WHAT YOU SHOULD DO - Retype the rows without any change, starting at the row that contains "x-tick-label: 15 [619,355,633,368]" and stopping after the row that contains "x-tick-label: 09 [182,355,196,368]".

DATASET RECORDS -

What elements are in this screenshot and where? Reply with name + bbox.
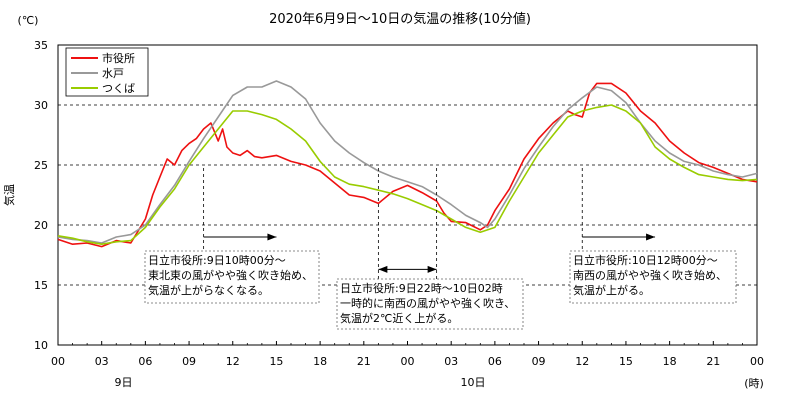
x-tick-label: 15 [619,355,633,368]
annotation-1: 日立市役所:9日22時～10日02時一時的に南西の風がやや強く吹き、気温が2℃近… [336,168,524,330]
x-tick-label: 18 [313,355,327,368]
x-tick-label: 12 [575,355,589,368]
x-tick-label: 00 [51,355,65,368]
x-tick-label: 00 [401,355,415,368]
day-label: 9日 [115,376,133,389]
series-line-0 [57,82,758,248]
legend-label-0: 市役所 [102,51,135,65]
annotation-text: 東北東の風がやや強く吹き始め、 [148,268,313,282]
arrow-head [378,265,388,273]
y-unit-label: (℃) [18,14,39,27]
annotation-2: 日立市役所:10日12時00分～南西の風がやや強く吹き始め、気温が上がる。 [569,168,737,304]
x-tick-label: 09 [532,355,546,368]
arrow-head [267,233,277,241]
x-tick-label: 21 [357,355,371,368]
x-tick-label: 12 [226,355,240,368]
annotation-text: 日立市役所:9日10時00分～ [148,253,286,267]
series-layer [57,80,758,248]
x-tick-label: 09 [182,355,196,368]
y-tick-label: 10 [34,339,48,352]
annotation-text: 気温が2℃近く上がる。 [340,311,458,325]
chart-title: 2020年6月9日～10日の気温の推移(10分値) [269,11,531,27]
annotation-text: 日立市役所:9日22時～10日02時 [340,281,503,295]
series-line-2 [57,104,758,245]
y-tick-label: 20 [34,219,48,232]
annotation-text: 日立市役所:10日12時00分～ [573,253,718,267]
annotation-text: 一時的に南西の風がやや強く吹き、 [340,296,515,310]
series-line-1 [57,80,758,244]
annotation-layer: 日立市役所:9日10時00分～東北東の風がやや強く吹き始め、気温が上がらなくなる… [144,168,737,330]
annotation-text: 気温が上がる。 [573,283,650,297]
x-unit-label: (時) [744,377,764,390]
annotation-text: 南西の風がやや強く吹き始め、 [573,268,727,282]
annotation-box [336,278,524,330]
legend-label-1: 水戸 [102,67,124,80]
x-tick-label: 15 [269,355,283,368]
y-tick-label: 25 [34,159,48,172]
legend-label-2: つくば [102,82,135,95]
arrow-head [646,233,656,241]
x-tick-label: 21 [706,355,720,368]
annotation-text: 気温が上がらなくなる。 [148,283,269,297]
y-tick-label: 30 [34,99,48,112]
x-tick-label: 18 [663,355,677,368]
x-tick-label: 06 [488,355,502,368]
x-tick-label: 00 [750,355,764,368]
axes-layer: 10 15 20 25 30 35 00 03 06 09 12 15 18 21 00 03 06 09 12 15… [34,39,764,389]
y-axis-label: 気温 [2,184,16,206]
annotation-box [569,250,737,304]
y-tick-label: 15 [34,279,48,292]
x-tick-label: 03 [95,355,109,368]
day-label: 10日 [461,376,486,389]
annotation-0: 日立市役所:9日10時00分～東北東の風がやや強く吹き始め、気温が上がらなくなる… [144,168,320,304]
x-tick-label: 06 [138,355,152,368]
annotation-box [144,250,320,304]
y-tick-label: 35 [34,39,48,52]
arrow-head [427,265,437,273]
x-tick-label: 03 [444,355,458,368]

FINAL ANSWER -
x-tick-label: 15 [619,355,633,368]
annotation-1: 日立市役所:9日22時～10日02時一時的に南西の風がやや強く吹き、気温が2℃近… [336,168,524,330]
x-tick-label: 18 [313,355,327,368]
x-tick-label: 12 [575,355,589,368]
x-tick-label: 00 [51,355,65,368]
x-tick-label: 00 [401,355,415,368]
day-label: 9日 [115,376,133,389]
series-line-0 [57,82,758,248]
legend-label-0: 市役所 [102,51,135,65]
annotation-text: 東北東の風がやや強く吹き始め、 [148,268,313,282]
arrow-head [378,265,388,273]
y-unit-label: (℃) [18,14,39,27]
annotation-2: 日立市役所:10日12時00分～南西の風がやや強く吹き始め、気温が上がる。 [569,168,737,304]
x-tick-label: 09 [532,355,546,368]
arrow-head [267,233,277,241]
x-tick-label: 21 [357,355,371,368]
x-tick-label: 12 [226,355,240,368]
annotation-text: 日立市役所:9日10時00分～ [148,253,286,267]
series-layer [57,80,758,248]
x-tick-label: 09 [182,355,196,368]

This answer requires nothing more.